Figure contents as structured data:
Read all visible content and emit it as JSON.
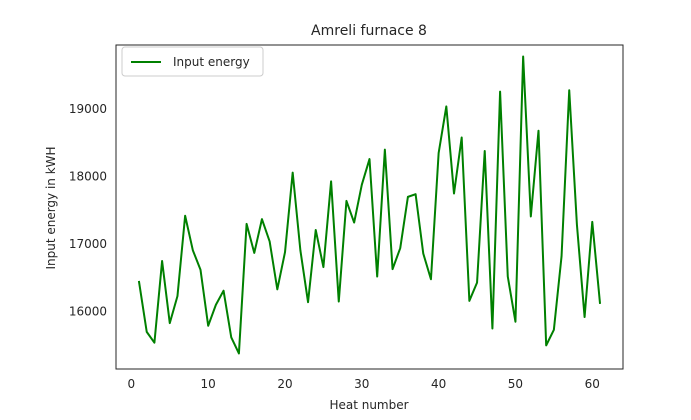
{
  "chart_data": {
    "type": "line",
    "title": "Amreli furnace 8",
    "xlabel": "Heat number",
    "ylabel": "Input energy in kWH",
    "xlim": [
      -2,
      64
    ],
    "ylim": [
      15150,
      19950
    ],
    "xticks": [
      0,
      10,
      20,
      30,
      40,
      50,
      60
    ],
    "yticks": [
      16000,
      17000,
      18000,
      19000
    ],
    "grid": false,
    "legend": {
      "position": "upper-left",
      "entries": [
        "Input energy"
      ]
    },
    "series": [
      {
        "name": "Input energy",
        "color": "#008000",
        "x": [
          1,
          2,
          3,
          4,
          5,
          6,
          7,
          8,
          9,
          10,
          11,
          12,
          13,
          14,
          15,
          16,
          17,
          18,
          19,
          20,
          21,
          22,
          23,
          24,
          25,
          26,
          27,
          28,
          29,
          30,
          31,
          32,
          33,
          34,
          35,
          36,
          37,
          38,
          39,
          40,
          41,
          42,
          43,
          44,
          45,
          46,
          47,
          48,
          49,
          50,
          51,
          52,
          53,
          54,
          55,
          56,
          57,
          58,
          59,
          60,
          61
        ],
        "y": [
          16440,
          15700,
          15540,
          16750,
          15830,
          16230,
          17420,
          16910,
          16620,
          15790,
          16100,
          16310,
          15620,
          15380,
          17300,
          16870,
          17370,
          17040,
          16330,
          16880,
          18060,
          16910,
          16140,
          17210,
          16660,
          17930,
          16150,
          17640,
          17320,
          17880,
          18260,
          16520,
          18400,
          16630,
          16940,
          17700,
          17740,
          16860,
          16480,
          18350,
          19040,
          17750,
          18580,
          16160,
          16430,
          18380,
          15750,
          19260,
          16520,
          15850,
          19780,
          17410,
          18680,
          15500,
          15730,
          16820,
          19280,
          17290,
          15920,
          17330,
          16130
        ]
      }
    ]
  }
}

■ STATED TASK
Show each line of the data that contains the string "Input".

■ THE COMPLETED TASK
    "ylabel": "Input energy in kWH",
        "Input energy"
        "name": "Input energy",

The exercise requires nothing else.